▶ _ROWS_:
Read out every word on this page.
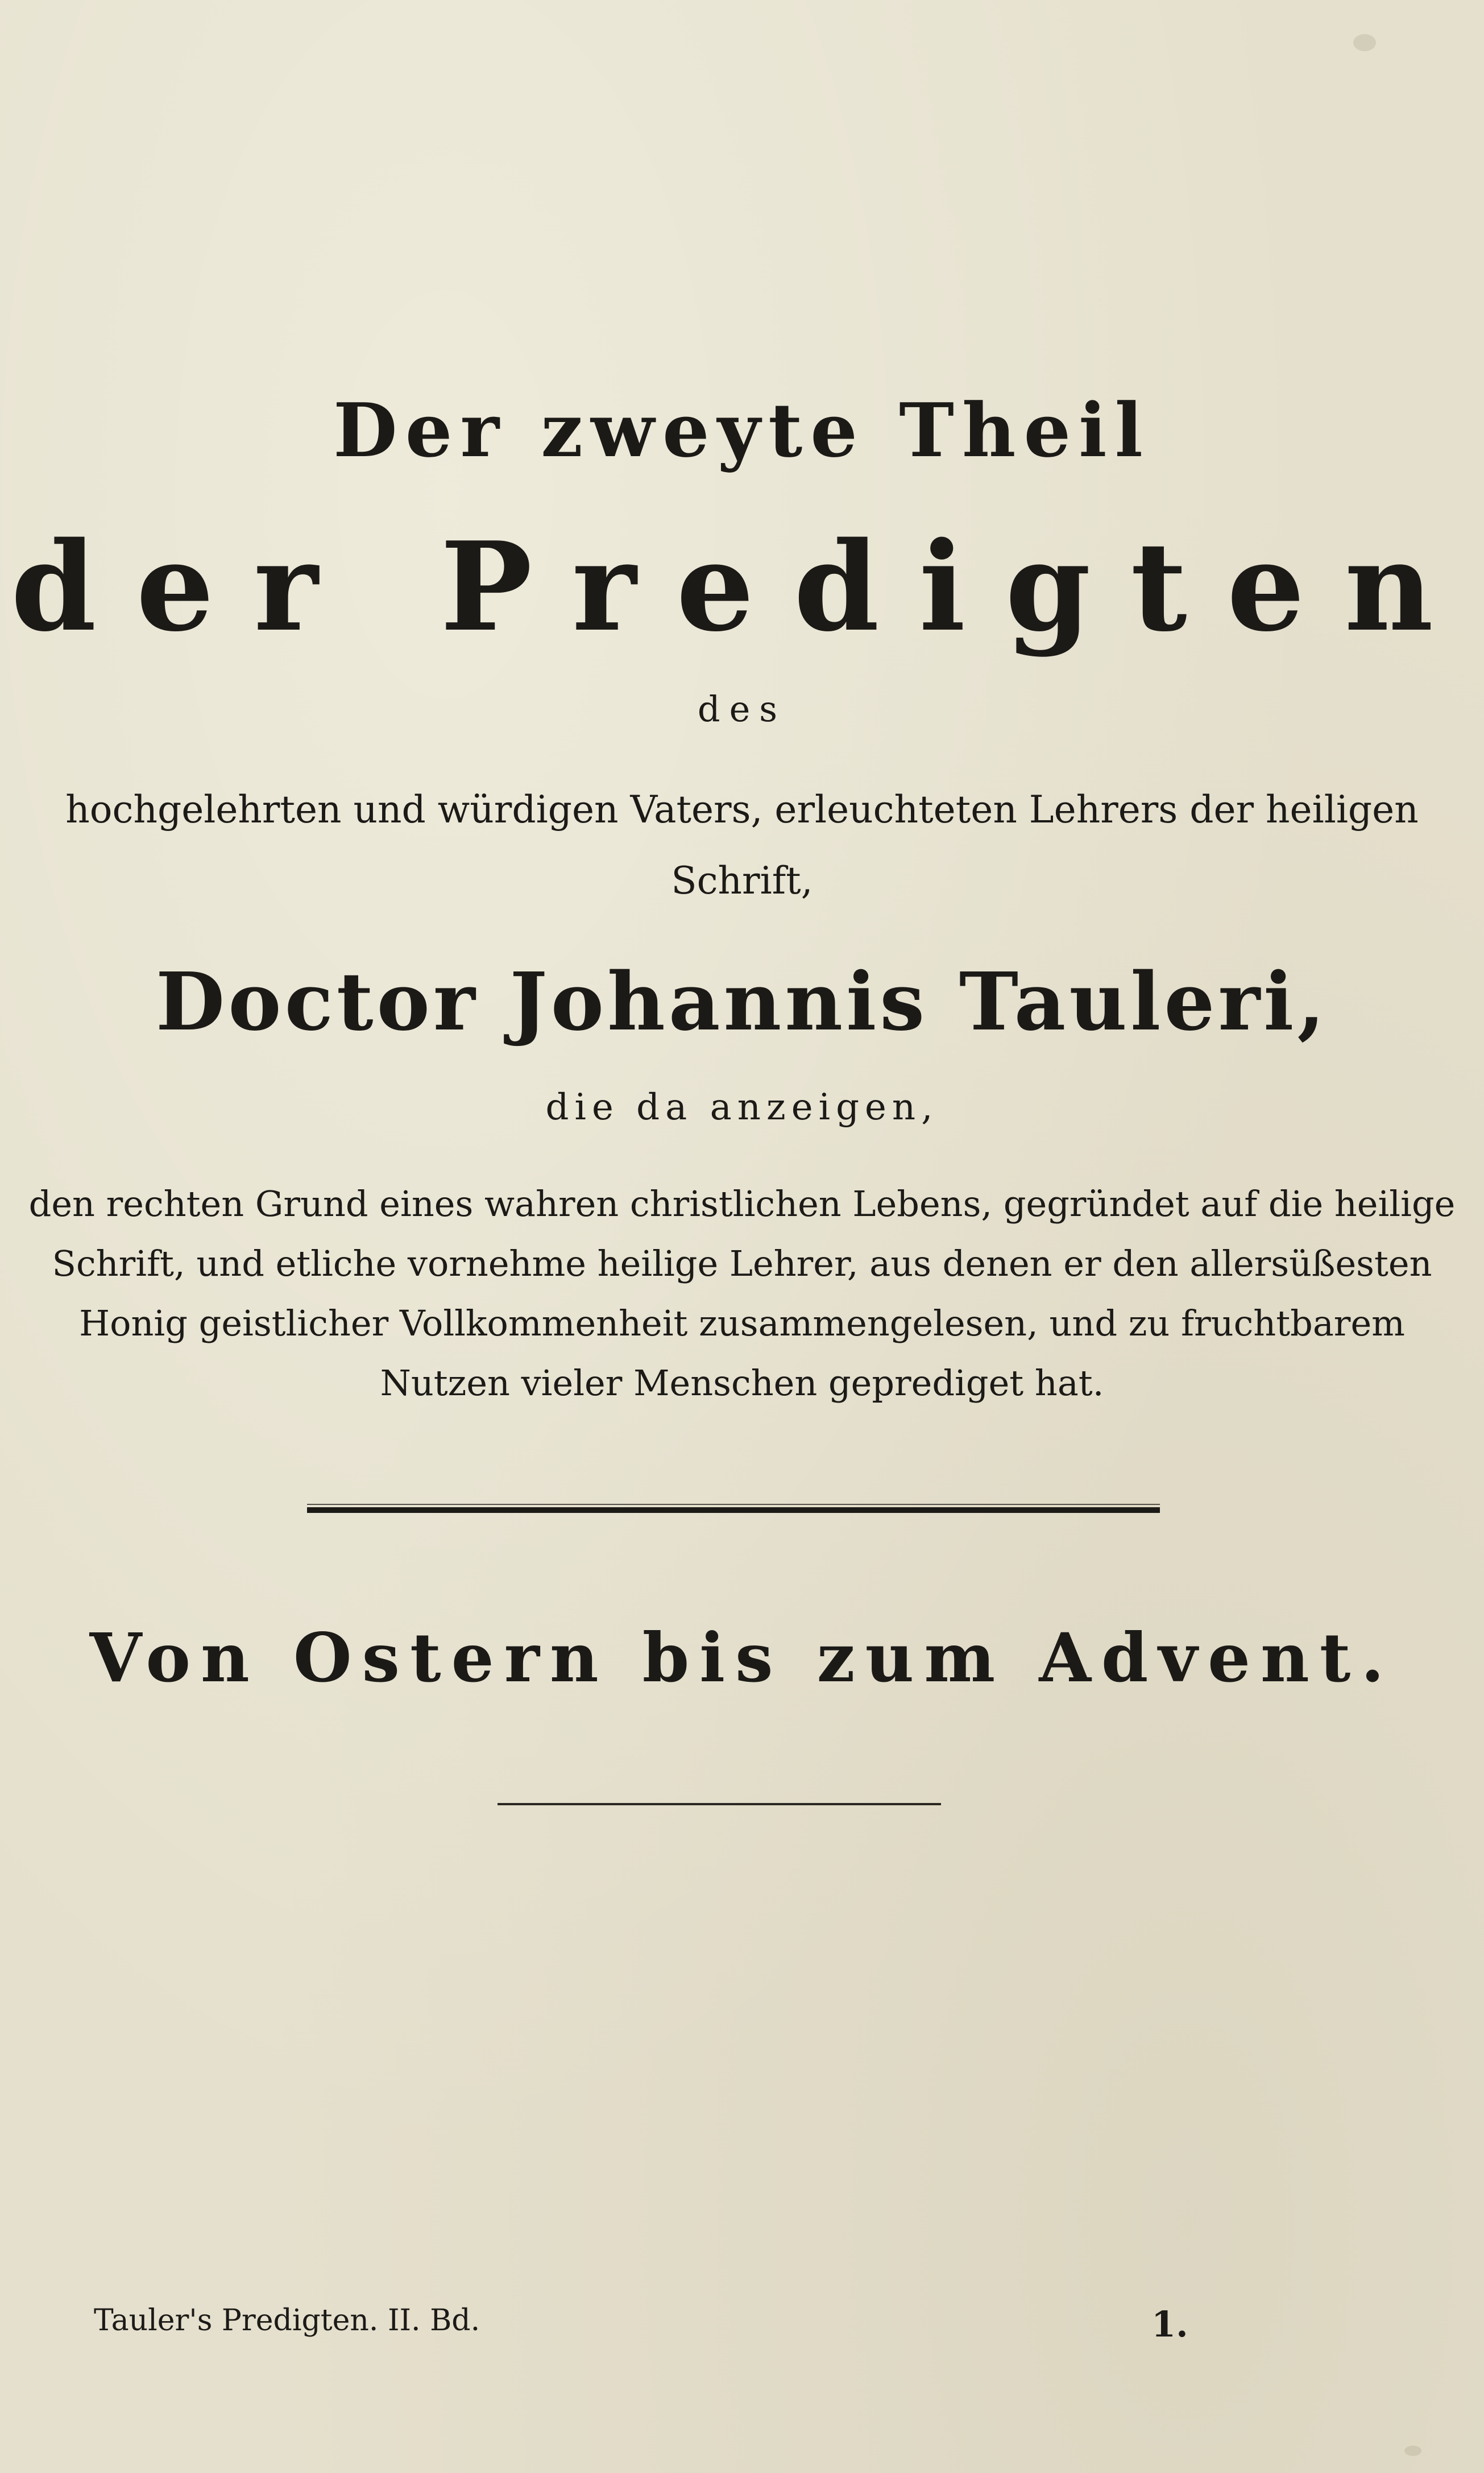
Der zweyte Theil
der Predigten
des
hochgelehrten und würdigen Vaters, erleuchteten Lehrers der heiligen
Schrift,
Doctor Johannis Tauleri,
die da anzeigen,
den rechten Grund eines wahren christlichen Lebens, gegründet auf die heilige
Schrift, und etliche vornehme heilige Lehrer, aus denen er den allersüßesten
Honig geistlicher Vollkommenheit zusammengelesen, und zu fruchtbarem
Nutzen vieler Menschen geprediget hat.
Von Ostern bis zum Advent.
Tauler's Predigten. II. Bd.	1.
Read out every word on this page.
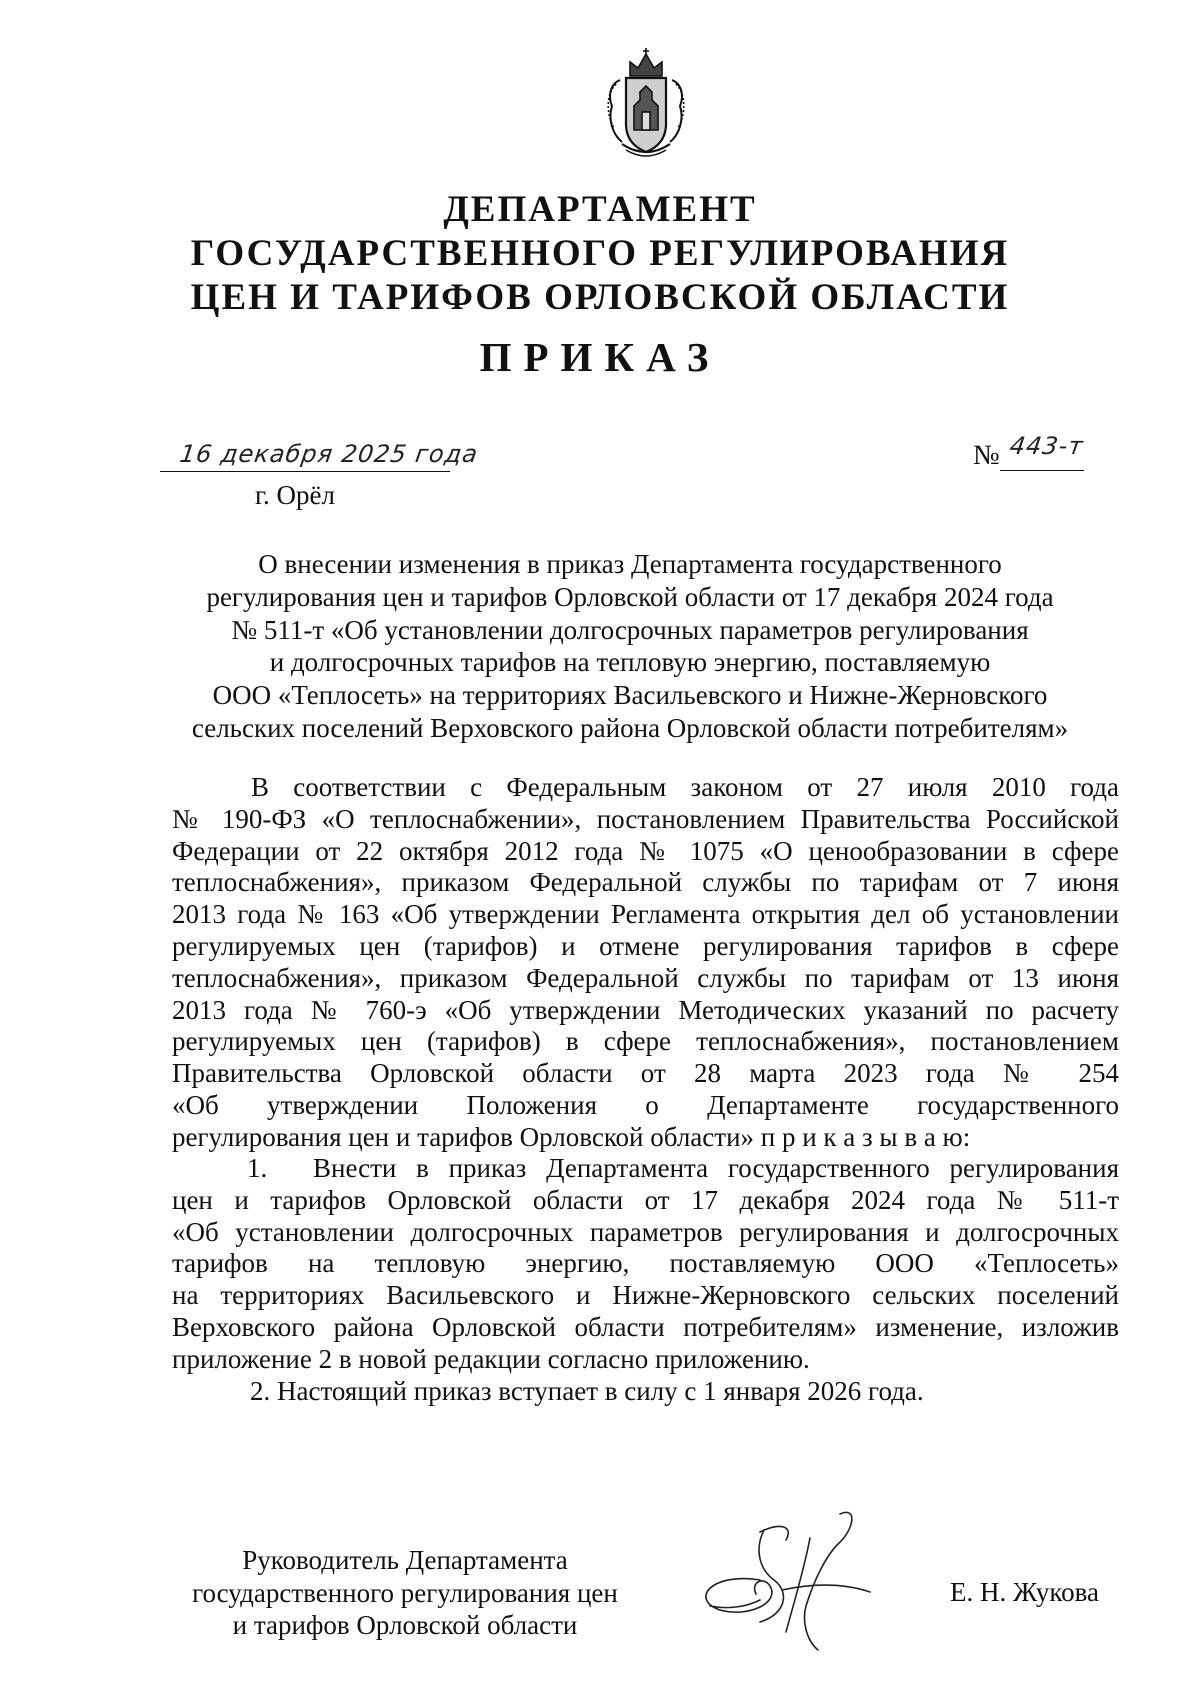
ДЕПАРТАМЕНТ
ГОСУДАРСТВЕННОГО РЕГУЛИРОВАНИЯ
ЦЕН И ТАРИФОВ ОРЛОВСКОЙ ОБЛАСТИ
ПРИКАЗ
16 декабря 2025 года
г. Орёл
№ 443-т
О внесении изменения в приказ Департамента государственного
регулирования цен и тарифов Орловской области от 17 декабря 2024 года
№ 511-т «Об установлении долгосрочных параметров регулирования
и долгосрочных тарифов на тепловую энергию, поставляемую
ООО «Теплосеть» на территориях Васильевского и Нижне-Жерновского
сельских поселений Верховского района Орловской области потребителям»
В соответствии с Федеральным законом от 27 июля 2010 года
№ 190-ФЗ «О теплоснабжении», постановлением Правительства Российской
Федерации от 22 октября 2012 года № 1075 «О ценообразовании в сфере
теплоснабжения», приказом Федеральной службы по тарифам от 7 июня
2013 года № 163 «Об утверждении Регламента открытия дел об установлении
регулируемых цен (тарифов) и отмене регулирования тарифов в сфере
теплоснабжения», приказом Федеральной службы по тарифам от 13 июня
2013 года № 760-э «Об утверждении Методических указаний по расчету
регулируемых цен (тарифов) в сфере теплоснабжения», постановлением
Правительства Орловской области от 28 марта 2023 года № 254
«Об утверждении Положения о Департаменте государственного
регулирования цен и тарифов Орловской области» п р и к а з ы в а ю:
1. Внести в приказ Департамента государственного регулирования
цен и тарифов Орловской области от 17 декабря 2024 года № 511-т
«Об установлении долгосрочных параметров регулирования и долгосрочных
тарифов на тепловую энергию, поставляемую ООО «Теплосеть»
на территориях Васильевского и Нижне-Жерновского сельских поселений
Верховского района Орловской области потребителям» изменение, изложив
приложение 2 в новой редакции согласно приложению.
2. Настоящий приказ вступает в силу с 1 января 2026 года.
Руководитель Департамента
государственного регулирования цен
и тарифов Орловской области
Е. Н. Жукова
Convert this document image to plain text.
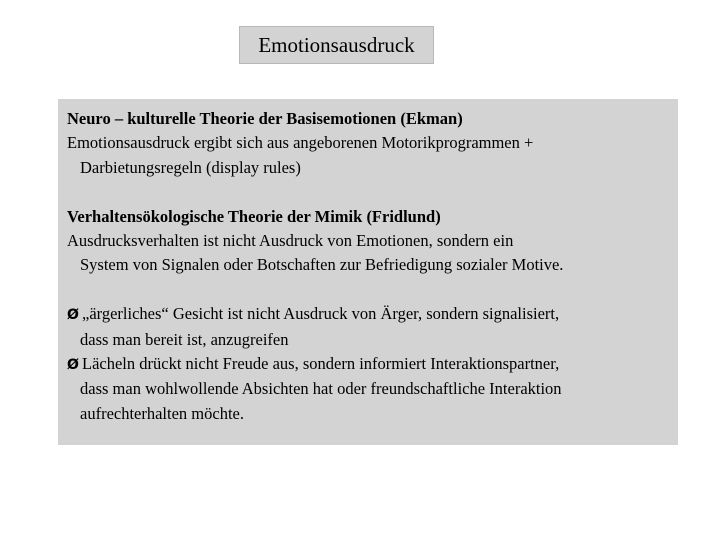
Emotionsausdruck

Neuro – kulturelle Theorie der Basisemotionen (Ekman)

Emotionsausdruck ergibt sich aus angeborenen Motorikprogrammen +

Darbietungsregeln (display rules)

Verhaltensökologische Theorie der Mimik (Fridlund)

Ausdrucksverhalten ist nicht Ausdruck von Emotionen, sondern ein

System von Signalen oder Botschaften zur Befriedigung sozialer Motive.

Ø „ärgerliches“ Gesicht ist nicht Ausdruck von Ärger, sondern signalisiert,

dass man bereit ist, anzugreifen

Ø Lächeln drückt nicht Freude aus, sondern informiert Interaktionspartner,

dass man wohlwollende Absichten hat oder freundschaftliche Interaktion

aufrechterhalten möchte.
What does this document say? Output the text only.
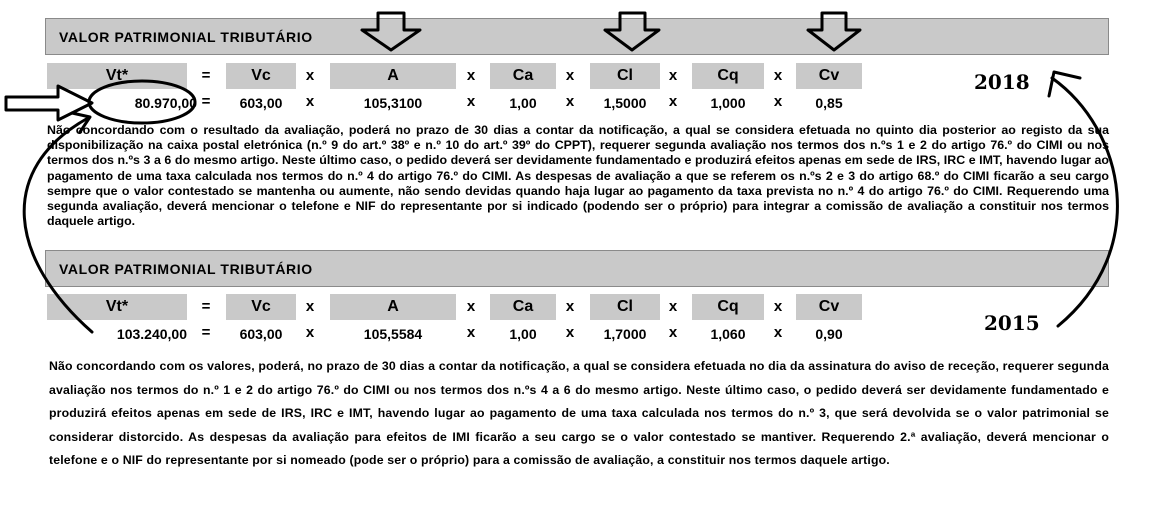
VALOR PATRIMONIAL TRIBUTÁRIO
Vt*	=	Vc	x	A	x	Ca	x	Cl	x	Cq	x	Cv
80.970,00 =	603,00	x	105,3100	x	1,00	x	1,5000	x	1,000	x	0,85
Não concordando com o resultado da avaliação, poderá no prazo de 30 dias a contar da notificação, a qual se considera efetuada no quinto dia posterior ao registo da sua disponibilização na caixa postal eletrónica (n.º 9 do art.º 38º e n.º 10 do art.º 39º do CPPT), requerer segunda avaliação nos termos dos n.ºs 1 e 2 do artigo 76.º do CIMI ou nos termos dos n.ºs 3 a 6 do mesmo artigo. Neste último caso, o pedido deverá ser devidamente fundamentado e produzirá efeitos apenas em sede de IRS, IRC e IMT, havendo lugar ao pagamento de uma taxa calculada nos termos do n.º 4 do artigo 76.º do CIMI. As despesas de avaliação a que se referem os n.ºs 2 e 3 do artigo 68.º do CIMI ficarão a seu cargo sempre que o valor contestado se mantenha ou aumente, não sendo devidas quando haja lugar ao pagamento da taxa prevista no n.º 4 do artigo 76.º do CIMI. Requerendo uma segunda avaliação, deverá mencionar o telefone e NIF do representante por si indicado (podendo ser o próprio) para integrar a comissão de avaliação a constituir nos termos daquele artigo.
VALOR PATRIMONIAL TRIBUTÁRIO
Vt*	=	Vc	x	A	x	Ca	x	Cl	x	Cq	x	Cv
103.240,00 =	603,00	x	105,5584	x	1,00	x	1,7000	x	1,060	x	0,90
Não concordando com os valores, poderá, no prazo de 30 dias a contar da notificação, a qual se considera efetuada no dia da assinatura do aviso de receção, requerer segunda avaliação nos termos do n.º 1 e 2 do artigo 76.º do CIMI ou nos termos dos n.ºs 4 a 6 do mesmo artigo. Neste último caso, o pedido deverá ser devidamente fundamentado e produzirá efeitos apenas em sede de IRS, IRC e IMT, havendo lugar ao pagamento de uma taxa calculada nos termos do n.º 3, que será devolvida se o valor patrimonial se considerar distorcido. As despesas da avaliação para efeitos de IMI ficarão a seu cargo se o valor contestado se mantiver. Requerendo 2.ª avaliação, deverá mencionar o telefone e o NIF do representante por si nomeado (pode ser o próprio) para a comissão de avaliação, a constituir nos termos daquele artigo.
2018
2015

▶ _WHAT IS ASKED_:
Looking back at the lines above, state how many contain the word "тарифам", and supply nothing besides the number.

▶ _SOLUTION FOR THIS TASK_:
2